• DESCRIPTION OF THE TASK
Identify every line containing the word "الكلية" and reproduce each one.

━━━━━ MATERIAL

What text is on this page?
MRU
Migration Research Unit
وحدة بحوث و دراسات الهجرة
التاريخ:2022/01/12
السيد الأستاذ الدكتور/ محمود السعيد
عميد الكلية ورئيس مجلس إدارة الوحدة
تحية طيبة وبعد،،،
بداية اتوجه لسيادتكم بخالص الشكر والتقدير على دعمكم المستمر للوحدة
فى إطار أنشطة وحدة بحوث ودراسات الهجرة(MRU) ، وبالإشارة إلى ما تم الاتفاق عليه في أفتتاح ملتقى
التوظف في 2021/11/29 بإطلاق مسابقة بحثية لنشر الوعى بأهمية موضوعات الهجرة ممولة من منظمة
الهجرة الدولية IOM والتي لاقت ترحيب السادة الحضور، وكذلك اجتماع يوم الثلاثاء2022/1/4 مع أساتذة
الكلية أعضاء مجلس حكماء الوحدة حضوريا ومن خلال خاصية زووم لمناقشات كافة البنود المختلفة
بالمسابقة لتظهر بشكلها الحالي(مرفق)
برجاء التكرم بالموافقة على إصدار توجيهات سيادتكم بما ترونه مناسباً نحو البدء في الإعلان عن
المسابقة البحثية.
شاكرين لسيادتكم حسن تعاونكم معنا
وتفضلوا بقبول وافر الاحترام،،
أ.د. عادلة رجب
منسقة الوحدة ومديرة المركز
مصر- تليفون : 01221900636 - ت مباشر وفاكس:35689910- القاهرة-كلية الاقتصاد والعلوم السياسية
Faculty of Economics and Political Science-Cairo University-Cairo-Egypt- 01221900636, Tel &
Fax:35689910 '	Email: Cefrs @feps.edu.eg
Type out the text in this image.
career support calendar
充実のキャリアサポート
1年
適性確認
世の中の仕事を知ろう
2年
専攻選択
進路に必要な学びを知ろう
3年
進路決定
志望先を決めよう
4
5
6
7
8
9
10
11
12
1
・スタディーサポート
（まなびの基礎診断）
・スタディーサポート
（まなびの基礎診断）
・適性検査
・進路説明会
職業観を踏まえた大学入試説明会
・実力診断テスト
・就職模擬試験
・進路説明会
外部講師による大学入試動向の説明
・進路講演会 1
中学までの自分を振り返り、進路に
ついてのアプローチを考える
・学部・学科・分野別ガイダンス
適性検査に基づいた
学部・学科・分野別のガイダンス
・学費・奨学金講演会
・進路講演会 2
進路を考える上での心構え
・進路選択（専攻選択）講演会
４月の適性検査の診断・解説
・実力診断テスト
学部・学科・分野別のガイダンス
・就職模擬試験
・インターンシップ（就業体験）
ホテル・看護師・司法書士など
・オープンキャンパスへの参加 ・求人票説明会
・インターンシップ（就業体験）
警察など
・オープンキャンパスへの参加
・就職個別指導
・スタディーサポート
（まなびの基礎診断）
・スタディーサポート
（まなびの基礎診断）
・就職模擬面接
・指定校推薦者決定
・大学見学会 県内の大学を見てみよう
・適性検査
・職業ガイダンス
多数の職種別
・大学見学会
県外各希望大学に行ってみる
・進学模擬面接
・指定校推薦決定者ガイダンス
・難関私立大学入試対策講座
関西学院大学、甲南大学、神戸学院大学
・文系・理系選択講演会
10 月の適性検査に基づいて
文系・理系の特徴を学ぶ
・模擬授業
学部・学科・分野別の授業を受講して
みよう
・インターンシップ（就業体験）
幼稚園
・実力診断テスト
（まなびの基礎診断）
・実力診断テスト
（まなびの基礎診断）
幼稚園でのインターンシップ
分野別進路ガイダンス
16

━━━━━━━━━━

• SOLUTION
عميد الكلية ورئيس مجلس إدارة الوحدة
الكلية أعضاء مجلس حكماء الوحدة حضوريا ومن خلال خاصية زووم لمناقشات كافة البنود المختلفة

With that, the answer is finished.